**DIRECTIONS**
Copy each entry as it stands, leaving nothing out.

**GIVEN DATA**
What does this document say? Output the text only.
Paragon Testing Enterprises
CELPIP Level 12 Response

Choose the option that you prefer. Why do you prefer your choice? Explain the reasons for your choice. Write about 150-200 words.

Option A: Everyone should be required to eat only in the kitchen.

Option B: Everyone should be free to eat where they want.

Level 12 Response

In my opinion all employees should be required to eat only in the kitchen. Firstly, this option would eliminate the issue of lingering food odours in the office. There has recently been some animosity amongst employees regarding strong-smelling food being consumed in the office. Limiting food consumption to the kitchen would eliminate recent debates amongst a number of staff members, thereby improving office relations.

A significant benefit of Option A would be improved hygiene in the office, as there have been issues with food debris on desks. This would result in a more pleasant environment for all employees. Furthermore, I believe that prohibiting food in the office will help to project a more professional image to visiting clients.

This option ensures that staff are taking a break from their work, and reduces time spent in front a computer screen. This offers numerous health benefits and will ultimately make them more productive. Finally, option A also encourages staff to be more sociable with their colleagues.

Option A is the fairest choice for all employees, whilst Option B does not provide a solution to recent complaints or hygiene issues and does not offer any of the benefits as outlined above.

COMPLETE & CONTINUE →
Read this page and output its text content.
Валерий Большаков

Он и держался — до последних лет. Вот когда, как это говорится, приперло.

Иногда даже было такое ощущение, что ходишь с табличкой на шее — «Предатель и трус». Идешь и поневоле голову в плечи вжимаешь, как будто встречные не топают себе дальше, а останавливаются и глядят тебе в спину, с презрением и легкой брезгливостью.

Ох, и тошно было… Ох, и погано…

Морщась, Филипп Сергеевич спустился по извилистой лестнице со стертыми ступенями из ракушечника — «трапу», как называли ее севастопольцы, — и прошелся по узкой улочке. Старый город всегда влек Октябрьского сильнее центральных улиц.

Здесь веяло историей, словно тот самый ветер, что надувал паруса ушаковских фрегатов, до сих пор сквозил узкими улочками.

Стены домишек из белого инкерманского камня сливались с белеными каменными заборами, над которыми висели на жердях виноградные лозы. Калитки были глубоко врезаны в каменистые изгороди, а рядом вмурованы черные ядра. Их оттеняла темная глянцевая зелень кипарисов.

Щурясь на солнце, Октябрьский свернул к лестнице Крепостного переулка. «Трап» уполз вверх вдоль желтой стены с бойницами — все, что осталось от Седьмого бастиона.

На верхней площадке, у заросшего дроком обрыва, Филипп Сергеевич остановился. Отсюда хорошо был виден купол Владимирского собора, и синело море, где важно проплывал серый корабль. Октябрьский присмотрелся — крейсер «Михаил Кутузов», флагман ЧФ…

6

**THE ANSWER**
What does this document say? Output the text only.
Paragon Testing Enterprises
CELPIP Level 12 Response

Choose the option that you prefer. Why do you prefer your choice? Explain the reasons for your choice. Write about 150-200 words.

Option A: Everyone should be required to eat only in the kitchen.

Option B: Everyone should be free to eat where they want.

Level 12 Response

In my opinion all employees should be required to eat only in the kitchen. Firstly, this option would eliminate the issue of lingering food odours in the office. There has recently been some animosity amongst employees regarding strong-smelling food being consumed in the office. Limiting food consumption to the kitchen would eliminate recent debates amongst a number of staff members, thereby improving office relations.

A significant benefit of Option A would be improved hygiene in the office, as there have been issues with food debris on desks. This would result in a more pleasant environment for all employees. Furthermore, I believe that prohibiting food in the office will help to project a more professional image to visiting clients.

This option ensures that staff are taking a break from their work, and reduces time spent in front a computer screen. This offers numerous health benefits and will ultimately make them more productive. Finally, option A also encourages staff to be more sociable with their colleagues.

Option A is the fairest choice for all employees, whilst Option B does not provide a solution to recent complaints or hygiene issues and does not offer any of the benefits as outlined above.

COMPLETE & CONTINUE →
Read this page and output its text content.
Валерий Большаков

Он и держался — до последних лет. Вот когда, как это говорится, приперло.

Иногда даже было такое ощущение, что ходишь с табличкой на шее — «Предатель и трус». Идешь и поневоле голову в плечи вжимаешь, как будто встречные не топают себе дальше, а останавливаются и глядят тебе в спину, с презрением и легкой брезгливостью.

Ох, и тошно было… Ох, и погано…

Морщась, Филипп Сергеевич спустился по извилистой лестнице со стертыми ступенями из ракушечника — «трапу», как называли ее севастопольцы, — и прошелся по узкой улочке. Старый город всегда влек Октябрьского сильнее центральных улиц.

Здесь веяло историей, словно тот самый ветер, что надувал паруса ушаковских фрегатов, до сих пор сквозил узкими улочками.

Стены домишек из белого инкерманского камня сливались с белеными каменными заборами, над которыми висели на жердях виноградные лозы. Калитки были глубоко врезаны в каменистые изгороди, а рядом вмурованы черные ядра. Их оттеняла темная глянцевая зелень кипарисов.

Щурясь на солнце, Октябрьский свернул к лестнице Крепостного переулка. «Трап» уполз вверх вдоль желтой стены с бойницами — все, что осталось от Седьмого бастиона.

На верхней площадке, у заросшего дроком обрыва, Филипп Сергеевич остановился. Отсюда хорошо был виден купол Владимирского собора, и синело море, где важно проплывал серый корабль. Октябрьский присмотрелся — крейсер «Михаил Кутузов», флагман ЧФ…

6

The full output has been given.